(EXERCISE DETAILS): A faithful transcription of all the data is required.

(RECORDS SHOWN):
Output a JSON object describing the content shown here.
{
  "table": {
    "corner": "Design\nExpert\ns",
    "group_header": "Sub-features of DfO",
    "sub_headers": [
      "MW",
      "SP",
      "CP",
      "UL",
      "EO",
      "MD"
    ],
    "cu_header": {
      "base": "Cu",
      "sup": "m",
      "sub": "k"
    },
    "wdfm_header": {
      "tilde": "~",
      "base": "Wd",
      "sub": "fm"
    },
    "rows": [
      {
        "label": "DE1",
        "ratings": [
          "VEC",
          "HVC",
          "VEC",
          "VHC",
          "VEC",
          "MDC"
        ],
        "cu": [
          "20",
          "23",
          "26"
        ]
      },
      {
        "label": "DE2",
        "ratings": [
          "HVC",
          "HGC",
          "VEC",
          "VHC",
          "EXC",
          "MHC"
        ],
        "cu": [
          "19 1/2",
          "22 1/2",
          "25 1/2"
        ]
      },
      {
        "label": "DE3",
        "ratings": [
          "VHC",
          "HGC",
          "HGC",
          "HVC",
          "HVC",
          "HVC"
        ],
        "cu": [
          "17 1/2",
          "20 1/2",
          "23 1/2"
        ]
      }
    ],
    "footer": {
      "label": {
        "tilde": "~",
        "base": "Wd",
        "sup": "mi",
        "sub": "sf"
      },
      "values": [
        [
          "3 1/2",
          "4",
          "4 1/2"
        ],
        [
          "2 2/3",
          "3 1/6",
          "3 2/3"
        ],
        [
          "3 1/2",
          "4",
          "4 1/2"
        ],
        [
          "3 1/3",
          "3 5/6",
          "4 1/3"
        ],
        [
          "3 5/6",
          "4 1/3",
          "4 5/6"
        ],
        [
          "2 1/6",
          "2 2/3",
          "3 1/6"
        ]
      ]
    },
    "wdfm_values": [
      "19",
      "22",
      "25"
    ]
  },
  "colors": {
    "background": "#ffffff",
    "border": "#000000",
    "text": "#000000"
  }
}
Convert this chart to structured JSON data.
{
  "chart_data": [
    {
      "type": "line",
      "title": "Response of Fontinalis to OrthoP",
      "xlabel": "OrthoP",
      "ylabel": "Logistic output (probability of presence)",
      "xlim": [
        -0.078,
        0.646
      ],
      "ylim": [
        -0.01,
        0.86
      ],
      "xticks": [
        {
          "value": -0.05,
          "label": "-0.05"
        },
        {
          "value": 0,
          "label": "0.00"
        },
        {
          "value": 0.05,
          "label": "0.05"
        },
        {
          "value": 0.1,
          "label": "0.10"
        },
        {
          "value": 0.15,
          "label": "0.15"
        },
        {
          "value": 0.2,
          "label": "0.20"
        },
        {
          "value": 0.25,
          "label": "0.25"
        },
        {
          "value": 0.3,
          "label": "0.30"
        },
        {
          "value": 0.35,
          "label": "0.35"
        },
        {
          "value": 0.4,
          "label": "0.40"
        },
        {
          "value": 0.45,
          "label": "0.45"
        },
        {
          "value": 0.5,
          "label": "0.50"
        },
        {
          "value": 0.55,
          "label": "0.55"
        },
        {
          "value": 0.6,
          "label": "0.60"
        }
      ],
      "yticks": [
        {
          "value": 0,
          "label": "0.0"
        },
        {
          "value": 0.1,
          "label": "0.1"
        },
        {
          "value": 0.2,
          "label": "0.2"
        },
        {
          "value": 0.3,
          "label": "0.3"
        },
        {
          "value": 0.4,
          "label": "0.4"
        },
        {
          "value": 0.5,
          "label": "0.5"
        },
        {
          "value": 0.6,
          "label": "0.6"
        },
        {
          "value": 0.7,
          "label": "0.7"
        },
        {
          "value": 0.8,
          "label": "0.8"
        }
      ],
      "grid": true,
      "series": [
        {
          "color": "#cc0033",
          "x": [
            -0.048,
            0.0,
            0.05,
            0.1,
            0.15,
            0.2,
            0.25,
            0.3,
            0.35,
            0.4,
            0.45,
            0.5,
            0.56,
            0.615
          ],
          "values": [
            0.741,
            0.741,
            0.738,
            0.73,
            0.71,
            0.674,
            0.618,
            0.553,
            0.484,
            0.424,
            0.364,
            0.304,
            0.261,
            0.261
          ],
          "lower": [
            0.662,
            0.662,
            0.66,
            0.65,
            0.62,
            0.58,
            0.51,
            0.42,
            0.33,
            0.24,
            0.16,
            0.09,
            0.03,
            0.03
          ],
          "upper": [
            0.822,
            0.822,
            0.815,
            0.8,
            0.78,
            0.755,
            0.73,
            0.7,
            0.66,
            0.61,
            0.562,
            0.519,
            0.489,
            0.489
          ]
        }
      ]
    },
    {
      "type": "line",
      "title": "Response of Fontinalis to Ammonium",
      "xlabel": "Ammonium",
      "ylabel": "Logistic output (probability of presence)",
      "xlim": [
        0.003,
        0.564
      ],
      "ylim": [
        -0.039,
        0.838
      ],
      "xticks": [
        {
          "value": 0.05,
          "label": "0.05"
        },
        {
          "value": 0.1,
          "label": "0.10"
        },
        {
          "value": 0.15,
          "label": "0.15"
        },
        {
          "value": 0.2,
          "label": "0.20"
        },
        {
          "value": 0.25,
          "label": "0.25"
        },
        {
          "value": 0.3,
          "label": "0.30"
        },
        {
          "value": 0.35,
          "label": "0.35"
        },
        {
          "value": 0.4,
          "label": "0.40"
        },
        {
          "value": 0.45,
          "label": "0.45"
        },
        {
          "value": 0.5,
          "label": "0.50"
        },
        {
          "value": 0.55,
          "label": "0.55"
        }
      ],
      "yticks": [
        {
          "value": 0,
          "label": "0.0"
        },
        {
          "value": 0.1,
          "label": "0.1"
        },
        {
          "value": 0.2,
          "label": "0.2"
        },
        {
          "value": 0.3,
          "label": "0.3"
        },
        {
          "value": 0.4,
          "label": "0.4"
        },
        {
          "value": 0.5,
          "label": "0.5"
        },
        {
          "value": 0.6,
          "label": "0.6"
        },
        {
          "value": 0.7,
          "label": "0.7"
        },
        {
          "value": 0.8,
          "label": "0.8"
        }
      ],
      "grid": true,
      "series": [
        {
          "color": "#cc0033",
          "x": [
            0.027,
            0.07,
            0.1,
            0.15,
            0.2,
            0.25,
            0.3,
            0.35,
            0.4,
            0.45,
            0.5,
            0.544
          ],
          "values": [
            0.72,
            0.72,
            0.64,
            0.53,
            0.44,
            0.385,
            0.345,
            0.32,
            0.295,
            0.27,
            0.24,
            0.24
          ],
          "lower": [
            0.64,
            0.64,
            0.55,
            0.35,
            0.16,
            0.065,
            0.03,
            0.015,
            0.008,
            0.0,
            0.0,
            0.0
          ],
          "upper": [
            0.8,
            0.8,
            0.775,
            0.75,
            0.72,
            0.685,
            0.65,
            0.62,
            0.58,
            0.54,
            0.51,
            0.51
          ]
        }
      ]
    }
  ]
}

(OUTPUT OF THE TASK):
Output a JSON object describing the content shown here.
{
  "table": {
    "corner": "Design\nExpert\ns",
    "group_header": "Sub-features of DfO",
    "sub_headers": [
      "MW",
      "SP",
      "CP",
      "UL",
      "EO",
      "MD"
    ],
    "cu_header": {
      "base": "Cu",
      "sup": "m",
      "sub": "k"
    },
    "wdfm_header": {
      "tilde": "~",
      "base": "Wd",
      "sub": "fm"
    },
    "rows": [
      {
        "label": "DE1",
        "ratings": [
          "VEC",
          "HVC",
          "VEC",
          "VHC",
          "VEC",
          "MDC"
        ],
        "cu": [
          "20",
          "23",
          "26"
        ]
      },
      {
        "label": "DE2",
        "ratings": [
          "HVC",
          "HGC",
          "VEC",
          "VHC",
          "EXC",
          "MHC"
        ],
        "cu": [
          "19 1/2",
          "22 1/2",
          "25 1/2"
        ]
      },
      {
        "label": "DE3",
        "ratings": [
          "VHC",
          "HGC",
          "HGC",
          "HVC",
          "HVC",
          "HVC"
        ],
        "cu": [
          "17 1/2",
          "20 1/2",
          "23 1/2"
        ]
      }
    ],
    "footer": {
      "label": {
        "tilde": "~",
        "base": "Wd",
        "sup": "mi",
        "sub": "sf"
      },
      "values": [
        [
          "3 1/2",
          "4",
          "4 1/2"
        ],
        [
          "2 2/3",
          "3 1/6",
          "3 2/3"
        ],
        [
          "3 1/2",
          "4",
          "4 1/2"
        ],
        [
          "3 1/3",
          "3 5/6",
          "4 1/3"
        ],
        [
          "3 5/6",
          "4 1/3",
          "4 5/6"
        ],
        [
          "2 1/6",
          "2 2/3",
          "3 1/6"
        ]
      ]
    },
    "wdfm_values": [
      "19",
      "22",
      "25"
    ]
  },
  "colors": {
    "background": "#ffffff",
    "border": "#000000",
    "text": "#000000"
  }
}
Convert this chart to structured JSON data.
{
  "chart_data": [
    {
      "type": "line",
      "title": "Response of Fontinalis to OrthoP",
      "xlabel": "OrthoP",
      "ylabel": "Logistic output (probability of presence)",
      "xlim": [
        -0.078,
        0.646
      ],
      "ylim": [
        -0.01,
        0.86
      ],
      "xticks": [
        {
          "value": -0.05,
          "label": "-0.05"
        },
        {
          "value": 0,
          "label": "0.00"
        },
        {
          "value": 0.05,
          "label": "0.05"
        },
        {
          "value": 0.1,
          "label": "0.10"
        },
        {
          "value": 0.15,
          "label": "0.15"
        },
        {
          "value": 0.2,
          "label": "0.20"
        },
        {
          "value": 0.25,
          "label": "0.25"
        },
        {
          "value": 0.3,
          "label": "0.30"
        },
        {
          "value": 0.35,
          "label": "0.35"
        },
        {
          "value": 0.4,
          "label": "0.40"
        },
        {
          "value": 0.45,
          "label": "0.45"
        },
        {
          "value": 0.5,
          "label": "0.50"
        },
        {
          "value": 0.55,
          "label": "0.55"
        },
        {
          "value": 0.6,
          "label": "0.60"
        }
      ],
      "yticks": [
        {
          "value": 0,
          "label": "0.0"
        },
        {
          "value": 0.1,
          "label": "0.1"
        },
        {
          "value": 0.2,
          "label": "0.2"
        },
        {
          "value": 0.3,
          "label": "0.3"
        },
        {
          "value": 0.4,
          "label": "0.4"
        },
        {
          "value": 0.5,
          "label": "0.5"
        },
        {
          "value": 0.6,
          "label": "0.6"
        },
        {
          "value": 0.7,
          "label": "0.7"
        },
        {
          "value": 0.8,
          "label": "0.8"
        }
      ],
      "grid": true,
      "series": [
        {
          "color": "#cc0033",
          "x": [
            -0.048,
            0.0,
            0.05,
            0.1,
            0.15,
            0.2,
            0.25,
            0.3,
            0.35,
            0.4,
            0.45,
            0.5,
            0.56,
            0.615
          ],
          "values": [
            0.741,
            0.741,
            0.738,
            0.73,
            0.71,
            0.674,
            0.618,
            0.553,
            0.484,
            0.424,
            0.364,
            0.304,
            0.261,
            0.261
          ],
          "lower": [
            0.662,
            0.662,
            0.66,
            0.65,
            0.62,
            0.58,
            0.51,
            0.42,
            0.33,
            0.24,
            0.16,
            0.09,
            0.03,
            0.03
          ],
          "upper": [
            0.822,
            0.822,
            0.815,
            0.8,
            0.78,
            0.755,
            0.73,
            0.7,
            0.66,
            0.61,
            0.562,
            0.519,
            0.489,
            0.489
          ]
        }
      ]
    },
    {
      "type": "line",
      "title": "Response of Fontinalis to Ammonium",
      "xlabel": "Ammonium",
      "ylabel": "Logistic output (probability of presence)",
      "xlim": [
        0.003,
        0.564
      ],
      "ylim": [
        -0.039,
        0.838
      ],
      "xticks": [
        {
          "value": 0.05,
          "label": "0.05"
        },
        {
          "value": 0.1,
          "label": "0.10"
        },
        {
          "value": 0.15,
          "label": "0.15"
        },
        {
          "value": 0.2,
          "label": "0.20"
        },
        {
          "value": 0.25,
          "label": "0.25"
        },
        {
          "value": 0.3,
          "label": "0.30"
        },
        {
          "value": 0.35,
          "label": "0.35"
        },
        {
          "value": 0.4,
          "label": "0.40"
        },
        {
          "value": 0.45,
          "label": "0.45"
        },
        {
          "value": 0.5,
          "label": "0.50"
        },
        {
          "value": 0.55,
          "label": "0.55"
        }
      ],
      "yticks": [
        {
          "value": 0,
          "label": "0.0"
        },
        {
          "value": 0.1,
          "label": "0.1"
        },
        {
          "value": 0.2,
          "label": "0.2"
        },
        {
          "value": 0.3,
          "label": "0.3"
        },
        {
          "value": 0.4,
          "label": "0.4"
        },
        {
          "value": 0.5,
          "label": "0.5"
        },
        {
          "value": 0.6,
          "label": "0.6"
        },
        {
          "value": 0.7,
          "label": "0.7"
        },
        {
          "value": 0.8,
          "label": "0.8"
        }
      ],
      "grid": true,
      "series": [
        {
          "color": "#cc0033",
          "x": [
            0.027,
            0.07,
            0.1,
            0.15,
            0.2,
            0.25,
            0.3,
            0.35,
            0.4,
            0.45,
            0.5,
            0.544
          ],
          "values": [
            0.72,
            0.72,
            0.64,
            0.53,
            0.44,
            0.385,
            0.345,
            0.32,
            0.295,
            0.27,
            0.24,
            0.24
          ],
          "lower": [
            0.64,
            0.64,
            0.55,
            0.35,
            0.16,
            0.065,
            0.03,
            0.015,
            0.008,
            0.0,
            0.0,
            0.0
          ],
          "upper": [
            0.8,
            0.8,
            0.775,
            0.75,
            0.72,
            0.685,
            0.65,
            0.62,
            0.58,
            0.54,
            0.51,
            0.51
          ]
        }
      ]
    }
  ]
}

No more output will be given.